(GIVEN INSTRUCTION)
Reproduce all the records with every "Barry Commoner" swapped for "B. Commoner" and every other character unchanged. Omit the pictures.

(AVAILABLE DATA)
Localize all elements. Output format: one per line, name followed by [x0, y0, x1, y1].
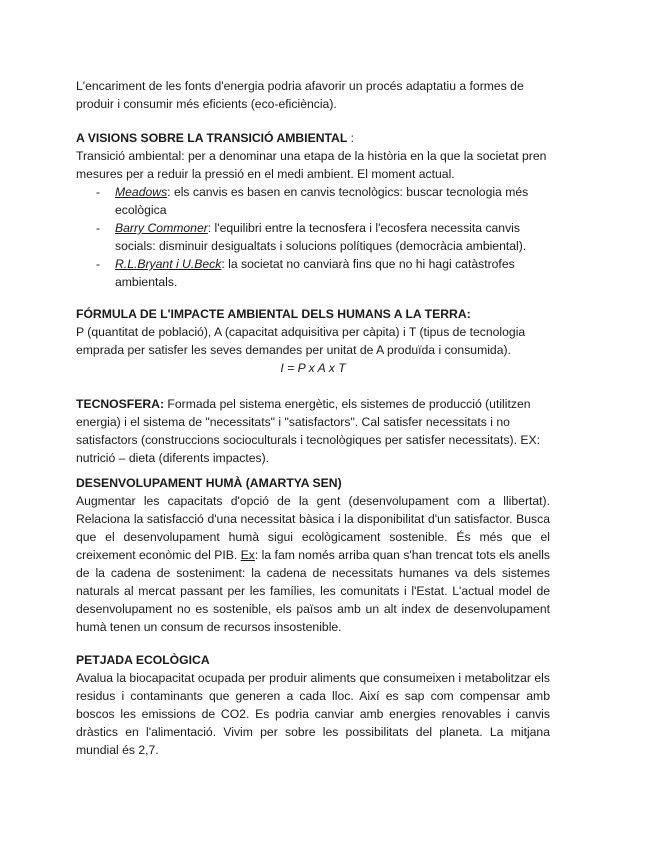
formula-heading: FÓRMULA DE L'IMPACTE AMBIENTAL DELS HUMANS A LA TERRA: — [76, 307, 471, 321]
desenvolupament-heading: DESENVOLUPAMENT HUMÀ (AMARTYA SEN) — [76, 476, 342, 490]
intro-paragraph: L'encariment de les fonts d'energia podria afavorir un procés adaptatiu a formes de produir i consumir més eficients (eco-eficiència). — [76, 79, 524, 111]
impact-formula: I = P x A x T — [280, 361, 346, 375]
ex-label: Ex — [240, 548, 255, 562]
intro-section — [76, 77, 550, 113]
tecnosfera-paragraph: TECNOSFERA: Formada pel sistema energètic, els sistemes de producció (utilitzen energia) i el sistema de "necessitats" i "satisfactors". Cal satisfer necessitats i no satisfactors (construccions socioculturals i tecnològiques per satisfer necessitats). EX: nutrició – dieta (diferents impactes). — [76, 397, 540, 465]
list-item: - R.L.Bryant i U.Beck: la societat no canviarà fins que no hi hagi catàstrofes ambientals. — [96, 257, 515, 289]
petjada-paragraph: Avalua la biocapacitat ocupada per produir aliments que consumeixen i metabolitzar els residus i contaminants que generen a cada lloc. Així es sap com compensar amb boscos les emissions de CO2. Es podria canviar amb energies renovables i canvis dràstics en l'alimentació. Vivim per sobre les possibilitats del planeta. La mitjana mundial és 2,7. — [76, 671, 550, 757]
visions-section — [76, 129, 550, 291]
formula-paragraph: P (quantitat de població), A (capacitat adquisitiva per càpita) i T (tipus de tecnologia emprada per satisfer les seves demandes per unitat de A produïda i consumida). — [76, 325, 526, 357]
petjada-heading: PETJADA ECOLÒGICA — [76, 653, 210, 667]
dash-bullet: - — [96, 257, 101, 271]
list-item: - Meadows: els canvis es basen en canvis tecnològics: buscar tecnologia més ecològica — [96, 185, 529, 217]
author-name: Barry Commoner — [115, 221, 208, 235]
desenvolupament-section — [76, 474, 550, 636]
list-item: - Barry Commoner: l'equilibri entre la tecnosfera i l'ecosfera necessita canvis socials: disminuir desigualtats i solucions polítiques (democràcia ambiental). — [96, 221, 527, 253]
dash-bullet: - — [96, 185, 101, 199]
desenvolupament-paragraph: Augmentar les capacitats d'opció de la gent (desenvolupament com a llibertat). Relaciona la satisfacció d'una necessitat bàsica i la disponibilitat d'un satisfactor. Busca que el desenvolupament humà sigui ecològicament sostenible. És més que el creixement econòmic del PIB. Ex: la fam només arriba quan s'han trencat tots els anells de la cadena de sosteniment: la cadena de necessitats humanes va dels sistemes naturals al mercat passant per les famílies, les comunitats i l'Estat. L'actual model de desenvolupament no es sostenible, els països amb un alt index de desenvolupament humà tenen un consum de recursos insostenible. — [76, 494, 550, 634]
visions-paragraph: Transició ambiental: per a denominar una etapa de la història en la que la societat pren mesures per a reduir la pressió en el medi ambient. El moment actual. — [76, 149, 547, 181]
visions-heading: A VISIONS SOBRE LA TRANSICIÓ AMBIENTAL : — [76, 131, 355, 145]
author-name: R.L.Bryant i U.Beck — [115, 257, 222, 271]
author-name: Meadows — [115, 185, 168, 199]
visions-list — [76, 183, 550, 291]
dash-bullet: - — [96, 221, 101, 235]
formula-section — [76, 305, 550, 377]
petjada-section — [76, 651, 550, 759]
tecnosfera-heading: TECNOSFERA: — [76, 397, 165, 411]
tecnosfera-section — [76, 395, 550, 467]
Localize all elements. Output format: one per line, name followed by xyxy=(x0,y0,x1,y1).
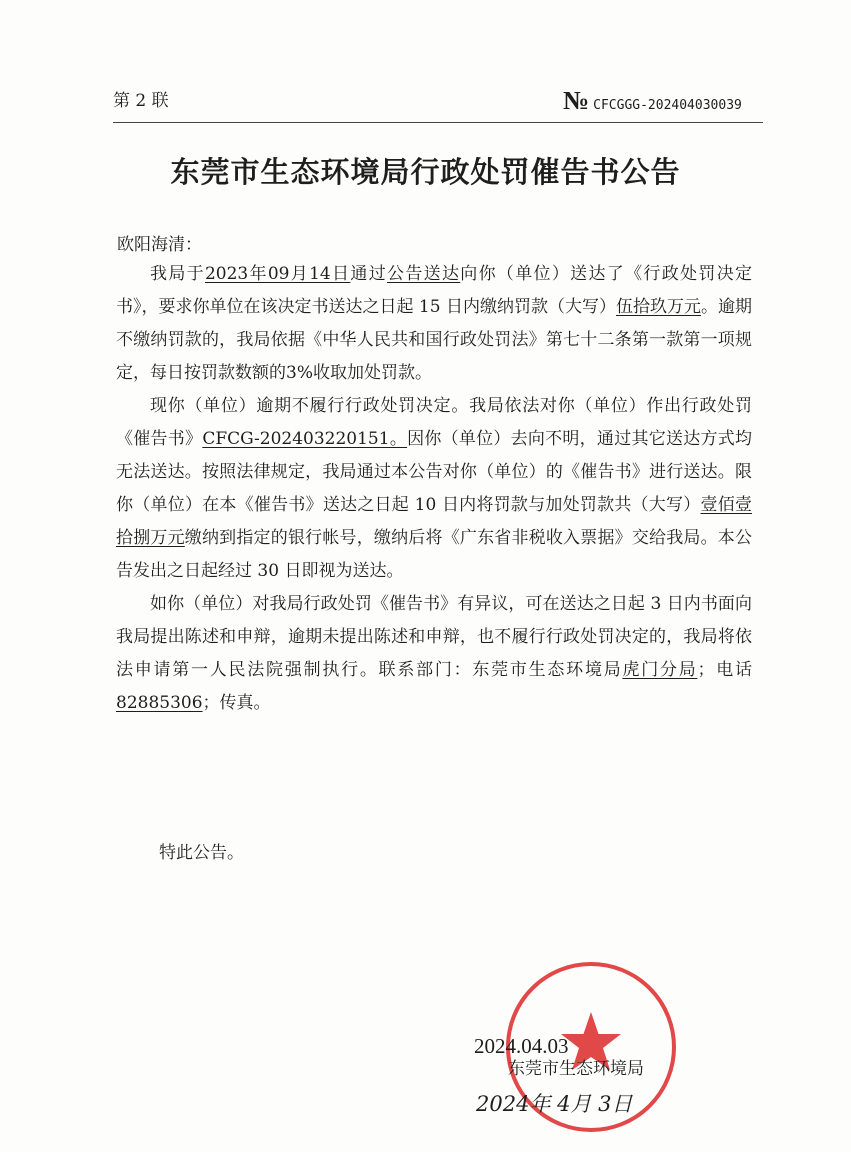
p2-text-c: 缴纳到指定的银行帐号，缴纳后将《广东省非税收入票据》交给我局。本公告发出之日起经过 30 日即视为送达。 xyxy=(116,528,753,581)
closing-line: 特此公告。 xyxy=(159,843,244,863)
paragraph-1 xyxy=(116,258,752,390)
signing-organization: 东莞市生态环境局 xyxy=(508,1059,644,1079)
contact-phone: 82885306 xyxy=(116,693,203,713)
paragraph-3 xyxy=(116,588,752,720)
p3-text-b: ；电话 xyxy=(697,660,752,680)
p3-text-c: ；传真。 xyxy=(202,693,271,713)
p1-text-c: 向你（单位）送达了《行政处罚决定书》，要求你单位在该决定书送达之日起 15 日内缴纳罚款（大写） xyxy=(116,264,753,317)
serial-number-code: CFCGGG-202404030039 xyxy=(593,98,742,113)
printed-date: 2024.04.03 xyxy=(474,1034,569,1058)
p1-text-b: 通过 xyxy=(350,264,388,284)
header-divider xyxy=(113,122,763,123)
paragraph-2 xyxy=(116,390,752,588)
contact-department: 虎门分局 xyxy=(622,660,698,680)
notice-code: CFCG-202403220151。 xyxy=(202,429,408,449)
handwritten-date: 2024年 4月 3日 xyxy=(476,1092,633,1116)
notice-body xyxy=(116,258,752,720)
p2-text-b: 因你（单位）去向不明，通过其它送达方式均无法送达。按照法律规定，我局通过本公告对你（单位）的《催告书》进行送达。限你（单位）在本《催告书》送达之日起 10 日内将罚款与加处罚款共（大写） xyxy=(116,429,753,515)
service-method: 公告送达 xyxy=(387,264,461,284)
p1-text-d: 。逾期不缴纳罚款的，我局依据《中华人民共和国行政处罚法》第七十二条第一款第一项规定，每日按罚款数额的3%收取加处罚款。 xyxy=(116,297,753,383)
p2-text-a: 现你（单位）逾期不履行行政处罚决定。我局依法对你（单位）作出行政处罚《催告书》 xyxy=(116,396,752,449)
serial-number xyxy=(563,86,742,126)
copy-label: 第 2 联 xyxy=(113,91,169,111)
service-date: 2023年09月14日 xyxy=(204,264,351,284)
recipient-name: 欧阳海清： xyxy=(117,235,202,255)
serial-number-symbol: № xyxy=(563,86,590,115)
fine-amount: 伍拾玖万元 xyxy=(615,297,701,317)
p3-text-a: 如你（单位）对我局行政处罚《催告书》有异议，可在送达之日起 3 日内书面向我局提出陈述和申辩，逾期未提出陈述和申辩，也不履行行政处罚决定的，我局将依法申请第一人民法院强制执行。联系部门：东莞市生态环境局 xyxy=(116,594,752,680)
total-amount: 壹佰壹拾捌万元 xyxy=(116,495,752,548)
document-title: 东莞市生态环境局行政处罚催告书公告 xyxy=(170,155,681,189)
p1-text-a: 我局于 xyxy=(150,264,205,284)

(ANSWER TO THE PROBLEM)
Localize all elements. Output format: one per line, name followed by [x0, y0, x1, y1].
formula-heading: FÓRMULA DE L'IMPACTE AMBIENTAL DELS HUMANS A LA TERRA: — [76, 307, 471, 321]
desenvolupament-heading: DESENVOLUPAMENT HUMÀ (AMARTYA SEN) — [76, 476, 342, 490]
intro-paragraph: L'encariment de les fonts d'energia podria afavorir un procés adaptatiu a formes de produir i consumir més eficients (eco-eficiència). — [76, 79, 524, 111]
impact-formula: I = P x A x T — [280, 361, 346, 375]
ex-label: Ex — [240, 548, 255, 562]
intro-section — [76, 77, 550, 113]
tecnosfera-paragraph: TECNOSFERA: Formada pel sistema energètic, els sistemes de producció (utilitzen energia) i el sistema de "necessitats" i "satisfactors". Cal satisfer necessitats i no satisfactors (construccions socioculturals i tecnològiques per satisfer necessitats). EX: nutrició – dieta (diferents impactes). — [76, 397, 540, 465]
list-item: - R.L.Bryant i U.Beck: la societat no canviarà fins que no hi hagi catàstrofes ambientals. — [96, 257, 515, 289]
petjada-paragraph: Avalua la biocapacitat ocupada per produir aliments que consumeixen i metabolitzar els residus i contaminants que generen a cada lloc. Així es sap com compensar amb boscos les emissions de CO2. Es podria canviar amb energies renovables i canvis dràstics en l'alimentació. Vivim per sobre les possibilitats del planeta. La mitjana mundial és 2,7. — [76, 671, 550, 757]
visions-section — [76, 129, 550, 291]
formula-paragraph: P (quantitat de població), A (capacitat adquisitiva per càpita) i T (tipus de tecnologia emprada per satisfer les seves demandes per unitat de A produïda i consumida). — [76, 325, 526, 357]
petjada-heading: PETJADA ECOLÒGICA — [76, 653, 210, 667]
dash-bullet: - — [96, 257, 101, 271]
list-item: - Meadows: els canvis es basen en canvis tecnològics: buscar tecnologia més ecològica — [96, 185, 529, 217]
author-name: B. Commoner — [115, 221, 208, 235]
desenvolupament-section — [76, 474, 550, 636]
list-item: - B. Commoner: l'equilibri entre la tecnosfera i l'ecosfera necessita canvis socials: disminuir desigualtats i solucions polítiques (democràcia ambiental). — [96, 221, 527, 253]
dash-bullet: - — [96, 185, 101, 199]
desenvolupament-paragraph: Augmentar les capacitats d'opció de la gent (desenvolupament com a llibertat). Relaciona la satisfacció d'una necessitat bàsica i la disponibilitat d'un satisfactor. Busca que el desenvolupament humà sigui ecològicament sostenible. És més que el creixement econòmic del PIB. Ex: la fam només arriba quan s'han trencat tots els anells de la cadena de sosteniment: la cadena de necessitats humanes va dels sistemes naturals al mercat passant per les famílies, les comunitats i l'Estat. L'actual model de desenvolupament no es sostenible, els països amb un alt index de desenvolupament humà tenen un consum de recursos insostenible. — [76, 494, 550, 634]
visions-paragraph: Transició ambiental: per a denominar una etapa de la història en la que la societat pren mesures per a reduir la pressió en el medi ambient. El moment actual. — [76, 149, 547, 181]
visions-heading: A VISIONS SOBRE LA TRANSICIÓ AMBIENTAL : — [76, 131, 355, 145]
author-name: R.L.Bryant i U.Beck — [115, 257, 222, 271]
author-name: Meadows — [115, 185, 168, 199]
visions-list — [76, 183, 550, 291]
dash-bullet: - — [96, 221, 101, 235]
formula-section — [76, 305, 550, 377]
petjada-section — [76, 651, 550, 759]
tecnosfera-heading: TECNOSFERA: — [76, 397, 165, 411]
tecnosfera-section — [76, 395, 550, 467]
Localize all elements. Output format: one per line, name followed by xyxy=(x0,y0,x1,y1).
p2-text-c: 缴纳到指定的银行帐号，缴纳后将《广东省非税收入票据》交给我局。本公告发出之日起经过 30 日即视为送达。 xyxy=(116,528,753,581)
closing-line: 特此公告。 xyxy=(159,843,244,863)
paragraph-1 xyxy=(116,258,752,390)
signing-organization: 东莞市生态环境局 xyxy=(508,1059,644,1079)
contact-phone: 82885306 xyxy=(116,693,203,713)
paragraph-3 xyxy=(116,588,752,720)
p3-text-b: ；电话 xyxy=(697,660,752,680)
p3-text-c: ；传真。 xyxy=(202,693,271,713)
p1-text-c: 向你（单位）送达了《行政处罚决定书》，要求你单位在该决定书送达之日起 15 日内缴纳罚款（大写） xyxy=(116,264,753,317)
serial-number-code: CFCGGG-202404030039 xyxy=(593,98,742,113)
printed-date: 2024.04.03 xyxy=(474,1034,569,1058)
p1-text-b: 通过 xyxy=(350,264,388,284)
header-divider xyxy=(113,122,763,123)
paragraph-2 xyxy=(116,390,752,588)
contact-department: 虎门分局 xyxy=(622,660,698,680)
notice-code: CFCG-202403220151。 xyxy=(202,429,408,449)
handwritten-date: 2024年 4月 3日 xyxy=(476,1092,633,1116)
notice-body xyxy=(116,258,752,720)
p2-text-b: 因你（单位）去向不明，通过其它送达方式均无法送达。按照法律规定，我局通过本公告对你（单位）的《催告书》进行送达。限你（单位）在本《催告书》送达之日起 10 日内将罚款与加处罚款共（大写） xyxy=(116,429,753,515)
service-method: 公告送达 xyxy=(387,264,461,284)
p1-text-d: 。逾期不缴纳罚款的，我局依据《中华人民共和国行政处罚法》第七十二条第一款第一项规定，每日按罚款数额的3%收取加处罚款。 xyxy=(116,297,753,383)
p2-text-a: 现你（单位）逾期不履行行政处罚决定。我局依法对你（单位）作出行政处罚《催告书》 xyxy=(116,396,752,449)
serial-number xyxy=(563,86,742,126)
copy-label: 第 2 联 xyxy=(113,91,169,111)
service-date: 2023年09月14日 xyxy=(204,264,351,284)
recipient-name: 欧阳海清： xyxy=(117,235,202,255)
serial-number-symbol: № xyxy=(563,86,590,115)
fine-amount: 伍拾玖万元 xyxy=(615,297,701,317)
p3-text-a: 如你（单位）对我局行政处罚《催告书》有异议，可在送达之日起 3 日内书面向我局提出陈述和申辩，逾期未提出陈述和申辩，也不履行行政处罚决定的，我局将依法申请第一人民法院强制执行。联系部门：东莞市生态环境局 xyxy=(116,594,752,680)
total-amount: 壹佰壹拾捌万元 xyxy=(116,495,752,548)
document-title: 东莞市生态环境局行政处罚催告书公告 xyxy=(170,155,681,189)
p1-text-a: 我局于 xyxy=(150,264,205,284)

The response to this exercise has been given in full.